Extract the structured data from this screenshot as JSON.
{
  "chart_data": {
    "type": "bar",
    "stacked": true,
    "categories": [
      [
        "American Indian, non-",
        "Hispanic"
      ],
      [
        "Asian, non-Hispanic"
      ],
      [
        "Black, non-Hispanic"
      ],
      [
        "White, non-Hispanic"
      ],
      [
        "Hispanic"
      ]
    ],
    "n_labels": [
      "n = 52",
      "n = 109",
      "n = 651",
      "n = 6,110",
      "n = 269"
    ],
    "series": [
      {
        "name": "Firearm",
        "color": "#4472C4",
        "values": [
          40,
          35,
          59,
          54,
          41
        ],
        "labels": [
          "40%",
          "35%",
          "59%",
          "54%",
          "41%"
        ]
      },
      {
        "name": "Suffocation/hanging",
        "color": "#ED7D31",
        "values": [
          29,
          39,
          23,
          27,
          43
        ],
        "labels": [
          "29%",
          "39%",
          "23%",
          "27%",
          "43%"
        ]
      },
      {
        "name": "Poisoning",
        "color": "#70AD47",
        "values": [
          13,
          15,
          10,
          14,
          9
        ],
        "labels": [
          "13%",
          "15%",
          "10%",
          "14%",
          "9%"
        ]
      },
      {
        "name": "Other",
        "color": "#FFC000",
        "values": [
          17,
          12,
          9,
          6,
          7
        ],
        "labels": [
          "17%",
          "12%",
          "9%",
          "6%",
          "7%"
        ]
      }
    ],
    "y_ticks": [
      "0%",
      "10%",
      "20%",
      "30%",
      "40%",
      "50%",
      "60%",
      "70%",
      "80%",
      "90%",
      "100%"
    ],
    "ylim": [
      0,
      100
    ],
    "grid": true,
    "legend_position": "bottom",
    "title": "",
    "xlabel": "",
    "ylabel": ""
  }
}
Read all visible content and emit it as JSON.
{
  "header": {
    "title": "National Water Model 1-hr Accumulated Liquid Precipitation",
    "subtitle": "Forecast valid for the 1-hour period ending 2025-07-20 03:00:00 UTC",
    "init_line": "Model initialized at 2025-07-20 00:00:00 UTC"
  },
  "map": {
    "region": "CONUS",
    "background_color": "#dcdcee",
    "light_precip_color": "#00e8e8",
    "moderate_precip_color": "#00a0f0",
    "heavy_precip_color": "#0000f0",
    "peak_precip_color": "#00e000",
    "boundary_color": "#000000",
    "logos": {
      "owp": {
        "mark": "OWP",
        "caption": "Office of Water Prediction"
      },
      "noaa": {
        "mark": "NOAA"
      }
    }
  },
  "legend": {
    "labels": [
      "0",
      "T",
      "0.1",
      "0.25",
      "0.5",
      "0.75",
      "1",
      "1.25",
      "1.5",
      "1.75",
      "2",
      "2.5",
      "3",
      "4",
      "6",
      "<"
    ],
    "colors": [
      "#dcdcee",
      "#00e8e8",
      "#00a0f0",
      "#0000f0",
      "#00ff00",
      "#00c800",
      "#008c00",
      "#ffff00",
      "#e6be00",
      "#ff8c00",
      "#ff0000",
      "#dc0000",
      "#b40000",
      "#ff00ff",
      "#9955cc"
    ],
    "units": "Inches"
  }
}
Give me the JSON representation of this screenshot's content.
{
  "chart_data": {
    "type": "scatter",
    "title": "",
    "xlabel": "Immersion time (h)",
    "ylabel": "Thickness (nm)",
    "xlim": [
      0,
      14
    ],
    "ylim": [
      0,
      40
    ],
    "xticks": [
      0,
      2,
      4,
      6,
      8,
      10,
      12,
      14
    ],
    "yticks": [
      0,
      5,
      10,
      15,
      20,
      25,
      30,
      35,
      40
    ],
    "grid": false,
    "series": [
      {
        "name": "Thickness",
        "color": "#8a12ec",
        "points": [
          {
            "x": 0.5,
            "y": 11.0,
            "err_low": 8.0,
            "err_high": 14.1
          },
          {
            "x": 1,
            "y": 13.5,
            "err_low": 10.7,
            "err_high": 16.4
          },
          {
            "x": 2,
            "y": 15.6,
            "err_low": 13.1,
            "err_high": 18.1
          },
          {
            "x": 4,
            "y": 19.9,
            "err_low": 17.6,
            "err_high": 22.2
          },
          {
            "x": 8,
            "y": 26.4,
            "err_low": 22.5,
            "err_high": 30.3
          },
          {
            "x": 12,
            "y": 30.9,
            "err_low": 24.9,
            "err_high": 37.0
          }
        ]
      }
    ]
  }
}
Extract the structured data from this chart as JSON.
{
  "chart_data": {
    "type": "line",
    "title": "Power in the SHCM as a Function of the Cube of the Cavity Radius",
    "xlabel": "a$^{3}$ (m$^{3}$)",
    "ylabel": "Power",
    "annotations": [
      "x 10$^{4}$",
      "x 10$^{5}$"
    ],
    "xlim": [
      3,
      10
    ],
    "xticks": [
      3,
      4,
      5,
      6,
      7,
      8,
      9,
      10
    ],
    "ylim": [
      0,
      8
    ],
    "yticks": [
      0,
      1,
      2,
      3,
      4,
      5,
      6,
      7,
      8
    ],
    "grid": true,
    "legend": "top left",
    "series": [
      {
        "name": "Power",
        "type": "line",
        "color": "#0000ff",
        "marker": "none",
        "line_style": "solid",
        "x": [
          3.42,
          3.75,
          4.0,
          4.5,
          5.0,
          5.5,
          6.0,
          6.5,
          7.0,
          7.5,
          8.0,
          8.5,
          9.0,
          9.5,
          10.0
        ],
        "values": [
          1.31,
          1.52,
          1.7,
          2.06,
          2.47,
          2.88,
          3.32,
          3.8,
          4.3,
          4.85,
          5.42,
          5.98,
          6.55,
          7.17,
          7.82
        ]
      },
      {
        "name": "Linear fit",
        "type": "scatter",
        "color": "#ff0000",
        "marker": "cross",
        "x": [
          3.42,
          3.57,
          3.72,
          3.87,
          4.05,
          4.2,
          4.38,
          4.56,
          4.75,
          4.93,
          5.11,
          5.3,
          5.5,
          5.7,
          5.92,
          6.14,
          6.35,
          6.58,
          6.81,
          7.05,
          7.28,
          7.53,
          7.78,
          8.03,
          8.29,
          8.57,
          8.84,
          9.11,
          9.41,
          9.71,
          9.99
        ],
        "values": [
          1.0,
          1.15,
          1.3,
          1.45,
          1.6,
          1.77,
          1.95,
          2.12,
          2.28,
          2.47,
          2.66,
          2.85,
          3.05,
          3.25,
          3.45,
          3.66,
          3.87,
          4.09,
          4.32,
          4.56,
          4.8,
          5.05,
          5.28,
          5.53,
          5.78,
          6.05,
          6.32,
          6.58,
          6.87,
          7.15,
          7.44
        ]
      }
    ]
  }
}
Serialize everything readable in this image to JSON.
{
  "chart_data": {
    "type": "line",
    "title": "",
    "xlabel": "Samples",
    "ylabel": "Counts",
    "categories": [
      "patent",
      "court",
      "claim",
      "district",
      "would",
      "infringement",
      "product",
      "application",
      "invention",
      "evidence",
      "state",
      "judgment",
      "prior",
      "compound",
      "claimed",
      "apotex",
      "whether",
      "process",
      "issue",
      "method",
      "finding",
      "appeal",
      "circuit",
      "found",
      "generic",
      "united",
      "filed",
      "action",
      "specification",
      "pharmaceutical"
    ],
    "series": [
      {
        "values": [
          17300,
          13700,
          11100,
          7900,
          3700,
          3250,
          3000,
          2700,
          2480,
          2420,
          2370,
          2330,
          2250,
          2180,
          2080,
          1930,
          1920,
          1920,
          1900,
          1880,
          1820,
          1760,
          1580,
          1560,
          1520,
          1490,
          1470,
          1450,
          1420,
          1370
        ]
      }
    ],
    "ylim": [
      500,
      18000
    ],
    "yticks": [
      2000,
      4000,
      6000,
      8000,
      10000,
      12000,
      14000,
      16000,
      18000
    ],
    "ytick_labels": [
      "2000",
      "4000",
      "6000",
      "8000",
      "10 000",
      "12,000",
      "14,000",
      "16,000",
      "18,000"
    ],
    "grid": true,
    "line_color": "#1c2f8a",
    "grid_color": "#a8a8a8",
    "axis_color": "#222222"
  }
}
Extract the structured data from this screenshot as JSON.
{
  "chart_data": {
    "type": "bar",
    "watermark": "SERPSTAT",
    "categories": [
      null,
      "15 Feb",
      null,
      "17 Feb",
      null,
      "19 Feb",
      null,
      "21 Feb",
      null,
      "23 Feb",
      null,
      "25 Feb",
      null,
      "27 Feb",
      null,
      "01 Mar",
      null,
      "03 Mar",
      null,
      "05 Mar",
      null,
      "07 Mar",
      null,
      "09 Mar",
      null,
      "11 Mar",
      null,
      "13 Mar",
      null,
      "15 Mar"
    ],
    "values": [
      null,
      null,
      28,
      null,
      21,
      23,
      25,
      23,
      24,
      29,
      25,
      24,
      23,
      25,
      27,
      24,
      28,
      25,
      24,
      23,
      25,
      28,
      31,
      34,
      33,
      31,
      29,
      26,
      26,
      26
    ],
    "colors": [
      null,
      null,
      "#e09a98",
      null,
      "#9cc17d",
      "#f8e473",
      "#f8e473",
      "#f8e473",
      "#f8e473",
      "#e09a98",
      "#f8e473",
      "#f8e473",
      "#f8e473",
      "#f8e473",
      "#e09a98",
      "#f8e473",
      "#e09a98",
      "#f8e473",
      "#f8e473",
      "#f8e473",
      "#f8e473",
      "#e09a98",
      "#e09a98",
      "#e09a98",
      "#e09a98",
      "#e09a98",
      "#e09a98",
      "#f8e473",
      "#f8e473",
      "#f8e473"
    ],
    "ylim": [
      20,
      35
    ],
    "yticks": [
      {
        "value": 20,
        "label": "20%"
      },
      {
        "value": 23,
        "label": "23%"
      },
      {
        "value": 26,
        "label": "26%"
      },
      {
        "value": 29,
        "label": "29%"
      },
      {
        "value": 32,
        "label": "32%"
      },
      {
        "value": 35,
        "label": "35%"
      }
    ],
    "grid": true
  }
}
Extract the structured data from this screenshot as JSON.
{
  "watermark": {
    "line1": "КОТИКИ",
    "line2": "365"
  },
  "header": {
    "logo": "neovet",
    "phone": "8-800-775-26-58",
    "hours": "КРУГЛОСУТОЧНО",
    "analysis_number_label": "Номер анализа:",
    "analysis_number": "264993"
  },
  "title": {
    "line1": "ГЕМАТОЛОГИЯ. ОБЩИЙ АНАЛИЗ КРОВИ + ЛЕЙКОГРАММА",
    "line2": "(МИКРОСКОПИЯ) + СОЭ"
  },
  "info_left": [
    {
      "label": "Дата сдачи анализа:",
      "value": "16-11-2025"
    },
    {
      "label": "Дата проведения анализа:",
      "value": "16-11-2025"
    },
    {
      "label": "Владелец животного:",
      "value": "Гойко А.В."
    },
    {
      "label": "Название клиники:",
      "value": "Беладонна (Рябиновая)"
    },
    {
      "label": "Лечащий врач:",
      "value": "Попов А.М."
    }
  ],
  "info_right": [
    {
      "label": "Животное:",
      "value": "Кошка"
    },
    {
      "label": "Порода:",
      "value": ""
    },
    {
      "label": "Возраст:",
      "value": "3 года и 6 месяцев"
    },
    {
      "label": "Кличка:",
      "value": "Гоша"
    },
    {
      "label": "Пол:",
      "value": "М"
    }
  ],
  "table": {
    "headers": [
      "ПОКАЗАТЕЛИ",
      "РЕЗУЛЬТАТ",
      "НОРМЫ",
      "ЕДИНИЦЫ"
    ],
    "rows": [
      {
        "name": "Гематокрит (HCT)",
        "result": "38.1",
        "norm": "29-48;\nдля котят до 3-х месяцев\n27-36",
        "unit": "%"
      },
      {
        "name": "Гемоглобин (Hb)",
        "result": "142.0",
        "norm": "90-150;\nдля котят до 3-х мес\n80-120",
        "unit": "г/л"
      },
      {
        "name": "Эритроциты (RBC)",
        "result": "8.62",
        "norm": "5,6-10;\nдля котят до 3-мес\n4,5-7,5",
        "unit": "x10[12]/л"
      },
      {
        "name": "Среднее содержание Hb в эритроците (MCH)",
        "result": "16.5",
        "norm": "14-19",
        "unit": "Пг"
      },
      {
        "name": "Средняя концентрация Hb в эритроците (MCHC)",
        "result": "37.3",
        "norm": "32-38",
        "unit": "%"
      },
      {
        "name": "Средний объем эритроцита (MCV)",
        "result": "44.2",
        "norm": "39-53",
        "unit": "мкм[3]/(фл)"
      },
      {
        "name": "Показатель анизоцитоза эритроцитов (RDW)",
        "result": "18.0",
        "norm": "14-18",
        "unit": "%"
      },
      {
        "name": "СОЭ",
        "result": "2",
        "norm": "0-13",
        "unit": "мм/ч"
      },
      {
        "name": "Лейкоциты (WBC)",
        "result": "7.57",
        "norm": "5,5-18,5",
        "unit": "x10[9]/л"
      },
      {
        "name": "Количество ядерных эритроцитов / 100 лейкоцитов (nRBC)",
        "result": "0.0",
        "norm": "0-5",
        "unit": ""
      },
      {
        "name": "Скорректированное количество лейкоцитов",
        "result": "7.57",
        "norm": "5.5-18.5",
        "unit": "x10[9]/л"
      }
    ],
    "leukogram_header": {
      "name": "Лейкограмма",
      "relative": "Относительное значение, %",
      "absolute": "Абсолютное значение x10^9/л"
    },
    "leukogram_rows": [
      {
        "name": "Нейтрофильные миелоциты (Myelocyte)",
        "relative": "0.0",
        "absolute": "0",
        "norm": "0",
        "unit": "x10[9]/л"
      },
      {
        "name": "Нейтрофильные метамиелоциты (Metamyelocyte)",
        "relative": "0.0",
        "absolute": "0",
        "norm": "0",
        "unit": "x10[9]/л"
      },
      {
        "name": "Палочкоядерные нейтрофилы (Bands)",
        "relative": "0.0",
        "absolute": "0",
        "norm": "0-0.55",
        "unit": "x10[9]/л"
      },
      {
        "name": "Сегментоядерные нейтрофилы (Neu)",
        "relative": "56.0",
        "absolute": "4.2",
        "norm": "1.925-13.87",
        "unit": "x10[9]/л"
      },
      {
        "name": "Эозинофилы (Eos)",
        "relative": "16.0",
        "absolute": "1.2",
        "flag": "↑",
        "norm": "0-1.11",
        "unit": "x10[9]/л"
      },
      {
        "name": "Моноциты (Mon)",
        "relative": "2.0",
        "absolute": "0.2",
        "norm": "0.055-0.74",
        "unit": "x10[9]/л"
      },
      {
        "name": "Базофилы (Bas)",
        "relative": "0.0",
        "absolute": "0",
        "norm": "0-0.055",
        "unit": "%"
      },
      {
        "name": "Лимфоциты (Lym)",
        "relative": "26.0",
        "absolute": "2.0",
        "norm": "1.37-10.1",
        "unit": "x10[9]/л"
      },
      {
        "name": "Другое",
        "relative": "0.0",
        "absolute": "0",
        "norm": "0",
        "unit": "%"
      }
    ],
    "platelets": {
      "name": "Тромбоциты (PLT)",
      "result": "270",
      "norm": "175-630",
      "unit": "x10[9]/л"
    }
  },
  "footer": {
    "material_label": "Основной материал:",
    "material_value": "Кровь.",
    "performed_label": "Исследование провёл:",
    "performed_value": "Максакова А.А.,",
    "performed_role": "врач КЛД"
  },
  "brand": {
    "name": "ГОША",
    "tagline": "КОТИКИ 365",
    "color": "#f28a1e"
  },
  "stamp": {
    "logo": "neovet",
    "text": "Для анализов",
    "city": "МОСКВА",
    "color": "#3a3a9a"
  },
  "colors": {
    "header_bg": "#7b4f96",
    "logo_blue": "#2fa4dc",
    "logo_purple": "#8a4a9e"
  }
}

____________________

= GIVEN REQUEST =
The lines above form a set of records; determine how many of them contain the string "анализа" and give that number alone.

= TASK RESULT =
3